THE TASK
Pick out the lines below with "неизвестна" and list them.

— START OF RAW DATA —

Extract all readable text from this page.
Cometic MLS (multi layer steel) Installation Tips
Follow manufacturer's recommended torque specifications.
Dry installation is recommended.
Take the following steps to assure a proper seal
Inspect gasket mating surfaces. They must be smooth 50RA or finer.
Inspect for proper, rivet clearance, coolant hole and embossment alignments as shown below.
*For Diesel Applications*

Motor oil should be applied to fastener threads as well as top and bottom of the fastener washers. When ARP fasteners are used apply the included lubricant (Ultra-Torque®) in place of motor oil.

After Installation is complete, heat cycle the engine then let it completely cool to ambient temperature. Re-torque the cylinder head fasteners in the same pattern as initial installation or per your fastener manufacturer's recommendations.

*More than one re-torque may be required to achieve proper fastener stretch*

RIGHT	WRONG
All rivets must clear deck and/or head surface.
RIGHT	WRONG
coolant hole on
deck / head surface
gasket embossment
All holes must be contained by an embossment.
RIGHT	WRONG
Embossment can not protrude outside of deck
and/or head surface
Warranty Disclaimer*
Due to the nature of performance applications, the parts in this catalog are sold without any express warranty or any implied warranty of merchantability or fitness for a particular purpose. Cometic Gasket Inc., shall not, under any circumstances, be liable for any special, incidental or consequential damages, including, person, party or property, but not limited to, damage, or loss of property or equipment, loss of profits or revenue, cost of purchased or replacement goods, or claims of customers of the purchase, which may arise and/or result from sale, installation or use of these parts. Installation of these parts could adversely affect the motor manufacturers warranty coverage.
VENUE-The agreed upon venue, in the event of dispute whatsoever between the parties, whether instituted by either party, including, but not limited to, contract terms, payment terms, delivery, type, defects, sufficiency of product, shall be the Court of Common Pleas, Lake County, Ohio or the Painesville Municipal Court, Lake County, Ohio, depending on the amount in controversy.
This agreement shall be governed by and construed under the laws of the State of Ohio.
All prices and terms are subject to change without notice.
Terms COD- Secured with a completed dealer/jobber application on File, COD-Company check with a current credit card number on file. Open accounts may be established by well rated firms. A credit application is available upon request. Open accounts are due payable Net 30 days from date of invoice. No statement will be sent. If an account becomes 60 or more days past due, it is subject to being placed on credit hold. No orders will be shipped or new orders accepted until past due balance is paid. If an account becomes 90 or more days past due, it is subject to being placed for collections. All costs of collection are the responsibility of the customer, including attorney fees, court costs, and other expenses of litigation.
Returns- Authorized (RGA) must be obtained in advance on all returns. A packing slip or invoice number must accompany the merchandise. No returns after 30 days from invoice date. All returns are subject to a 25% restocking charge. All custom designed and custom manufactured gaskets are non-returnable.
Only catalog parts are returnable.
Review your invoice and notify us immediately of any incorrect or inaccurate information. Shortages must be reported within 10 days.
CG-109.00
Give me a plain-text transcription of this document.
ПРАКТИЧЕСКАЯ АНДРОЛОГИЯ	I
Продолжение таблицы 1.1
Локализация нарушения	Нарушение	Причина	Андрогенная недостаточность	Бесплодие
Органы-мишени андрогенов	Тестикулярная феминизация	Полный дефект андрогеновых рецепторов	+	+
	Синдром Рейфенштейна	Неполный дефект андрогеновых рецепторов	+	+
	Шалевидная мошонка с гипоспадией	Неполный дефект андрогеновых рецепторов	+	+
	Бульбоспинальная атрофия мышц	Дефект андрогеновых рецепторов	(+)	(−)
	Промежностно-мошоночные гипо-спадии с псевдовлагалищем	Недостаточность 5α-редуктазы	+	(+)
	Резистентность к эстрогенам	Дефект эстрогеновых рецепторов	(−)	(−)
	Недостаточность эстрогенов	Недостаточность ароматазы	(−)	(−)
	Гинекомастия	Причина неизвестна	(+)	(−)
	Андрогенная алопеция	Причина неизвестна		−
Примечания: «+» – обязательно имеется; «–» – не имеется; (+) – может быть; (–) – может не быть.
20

— END OF RAW DATA —

COMPLETED TASK
	Гинекомастия	Причина неизвестна	(+)	(−)
	Андрогенная алопеция	Причина неизвестна		−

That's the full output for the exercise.